DESCRIPTION OF THE TASK:
Will you output the entries below exactly, skipping every image they contain?

EXTRACTED RECORDS:
====

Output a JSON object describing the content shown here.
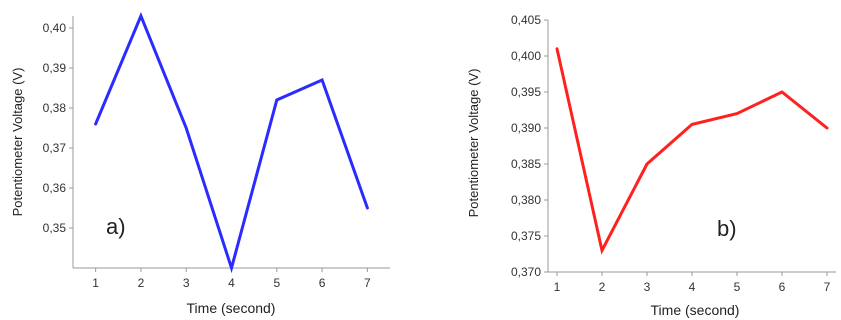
{
  "chart_data": [
    {
      "type": "line",
      "panel_label": "a)",
      "xlabel": "Time (second)",
      "ylabel": "Potentiometer Voltage (V)",
      "x": [
        1,
        2,
        3,
        4,
        5,
        6,
        7
      ],
      "series": [
        {
          "values": [
            0.376,
            0.403,
            0.375,
            0.34,
            0.382,
            0.387,
            0.355
          ],
          "color": "#2b2bff"
        }
      ],
      "xlim": [
        0.5,
        7.5
      ],
      "ylim": [
        0.34,
        0.403
      ],
      "yticks": [
        0.35,
        0.36,
        0.37,
        0.38,
        0.39,
        0.4
      ],
      "ytick_labels": [
        "0,35",
        "0,36",
        "0,37",
        "0,38",
        "0,39",
        "0,40"
      ],
      "xticks": [
        "1",
        "2",
        "3",
        "4",
        "5",
        "6",
        "7"
      ],
      "grid": false
    },
    {
      "type": "line",
      "panel_label": "b)",
      "xlabel": "Time (second)",
      "ylabel": "Potentiometer Voltage (V)",
      "x": [
        1,
        2,
        3,
        4,
        5,
        6,
        7
      ],
      "series": [
        {
          "values": [
            0.401,
            0.373,
            0.385,
            0.3905,
            0.392,
            0.395,
            0.39
          ],
          "color": "#ff2020"
        }
      ],
      "xlim": [
        0.8,
        7.2
      ],
      "ylim": [
        0.37,
        0.405
      ],
      "yticks": [
        0.37,
        0.375,
        0.38,
        0.385,
        0.39,
        0.395,
        0.4,
        0.405
      ],
      "ytick_labels": [
        "0,370",
        "0,375",
        "0,380",
        "0,385",
        "0,390",
        "0,395",
        "0,400",
        "0,405"
      ],
      "xticks": [
        "1",
        "2",
        "3",
        "4",
        "5",
        "6",
        "7"
      ],
      "grid": false
    }
  ]
}
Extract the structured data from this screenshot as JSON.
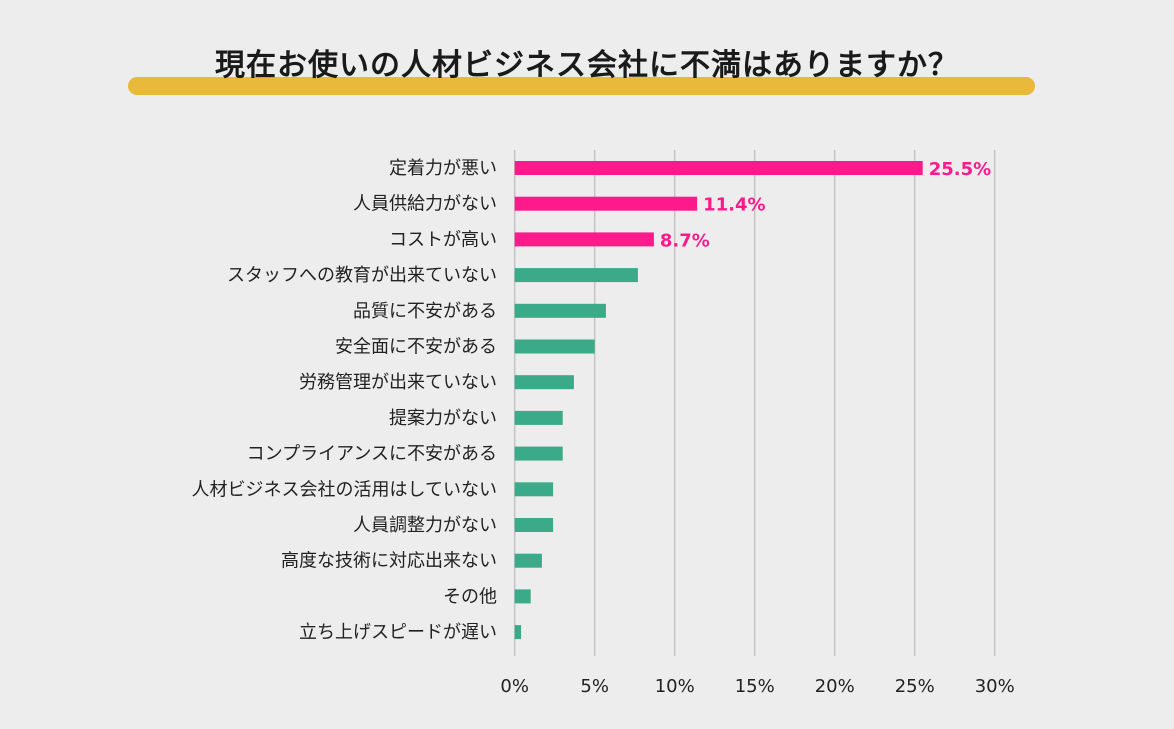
{
  "chart_data": {
    "type": "bar",
    "orientation": "horizontal",
    "title": "現在お使いの人材ビジネス会社に不満はありますか？",
    "categories": [
      "定着力が悪い",
      "人員供給力がない",
      "コストが高い",
      "スタッフへの教育が出来ていない",
      "品質に不安がある",
      "安全面に不安がある",
      "労務管理が出来ていない",
      "提案力がない",
      "コンプライアンスに不安がある",
      "人材ビジネス会社の活用はしていない",
      "人員調整力がない",
      "高度な技術に対応出来ない",
      "その他",
      "立ち上げスピードが遅い"
    ],
    "values": [
      25.5,
      11.4,
      8.7,
      7.7,
      5.7,
      5.0,
      3.7,
      3.0,
      3.0,
      2.4,
      2.4,
      1.7,
      1.0,
      0.4
    ],
    "data_labels": [
      "25.5%",
      "11.4%",
      "8.7%",
      "",
      "",
      "",
      "",
      "",
      "",
      "",
      "",
      "",
      "",
      ""
    ],
    "xlim": [
      0,
      30
    ],
    "xticks": [
      "0%",
      "5%",
      "10%",
      "15%",
      "20%",
      "25%",
      "30%"
    ],
    "xlabel": "",
    "ylabel": "",
    "grid": "vertical",
    "colors": {
      "highlight": "#ff1a8c",
      "default": "#3aaa88",
      "title_underline": "#e8b93a",
      "grid": "#c4c4c4"
    },
    "highlighted_count": 3
  }
}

====

FINAL RESULT:
Output a JSON object describing the content shown here.
{
  "chart_data": [
    {
      "type": "line",
      "panel_label": "a)",
      "xlabel": "Time (second)",
      "ylabel": "Potentiometer Voltage (V)",
      "x": [
        1,
        2,
        3,
        4,
        5,
        6,
        7
      ],
      "series": [
        {
          "values": [
            0.376,
            0.403,
            0.375,
            0.34,
            0.382,
            0.387,
            0.355
          ],
          "color": "#2b2bff"
        }
      ],
      "xlim": [
        0.5,
        7.5
      ],
      "ylim": [
        0.34,
        0.403
      ],
      "yticks": [
        0.35,
        0.36,
        0.37,
        0.38,
        0.39,
        0.4
      ],
      "ytick_labels": [
        "0,35",
        "0,36",
        "0,37",
        "0,38",
        "0,39",
        "0,40"
      ],
      "xticks": [
        "1",
        "2",
        "3",
        "4",
        "5",
        "6",
        "7"
      ],
      "grid": false
    },
    {
      "type": "line",
      "panel_label": "b)",
      "xlabel": "Time (second)",
      "ylabel": "Potentiometer Voltage (V)",
      "x": [
        1,
        2,
        3,
        4,
        5,
        6,
        7
      ],
      "series": [
        {
          "values": [
            0.401,
            0.373,
            0.385,
            0.3905,
            0.392,
            0.395,
            0.39
          ],
          "color": "#ff2020"
        }
      ],
      "xlim": [
        0.8,
        7.2
      ],
      "ylim": [
        0.37,
        0.405
      ],
      "yticks": [
        0.37,
        0.375,
        0.38,
        0.385,
        0.39,
        0.395,
        0.4,
        0.405
      ],
      "ytick_labels": [
        "0,370",
        "0,375",
        "0,380",
        "0,385",
        "0,390",
        "0,395",
        "0,400",
        "0,405"
      ],
      "xticks": [
        "1",
        "2",
        "3",
        "4",
        "5",
        "6",
        "7"
      ],
      "grid": false
    }
  ]
}
Extract the structured data from this screenshot as JSON.
{
  "chart_data": {
    "type": "bar",
    "orientation": "horizontal",
    "title": "現在お使いの人材ビジネス会社に不満はありますか？",
    "categories": [
      "定着力が悪い",
      "人員供給力がない",
      "コストが高い",
      "スタッフへの教育が出来ていない",
      "品質に不安がある",
      "安全面に不安がある",
      "労務管理が出来ていない",
      "提案力がない",
      "コンプライアンスに不安がある",
      "人材ビジネス会社の活用はしていない",
      "人員調整力がない",
      "高度な技術に対応出来ない",
      "その他",
      "立ち上げスピードが遅い"
    ],
    "values": [
      25.5,
      11.4,
      8.7,
      7.7,
      5.7,
      5.0,
      3.7,
      3.0,
      3.0,
      2.4,
      2.4,
      1.7,
      1.0,
      0.4
    ],
    "data_labels": [
      "25.5%",
      "11.4%",
      "8.7%",
      "",
      "",
      "",
      "",
      "",
      "",
      "",
      "",
      "",
      "",
      ""
    ],
    "xlim": [
      0,
      30
    ],
    "xticks": [
      "0%",
      "5%",
      "10%",
      "15%",
      "20%",
      "25%",
      "30%"
    ],
    "xlabel": "",
    "ylabel": "",
    "grid": "vertical",
    "colors": {
      "highlight": "#ff1a8c",
      "default": "#3aaa88",
      "title_underline": "#e8b93a",
      "grid": "#c4c4c4"
    },
    "highlighted_count": 3
  }
}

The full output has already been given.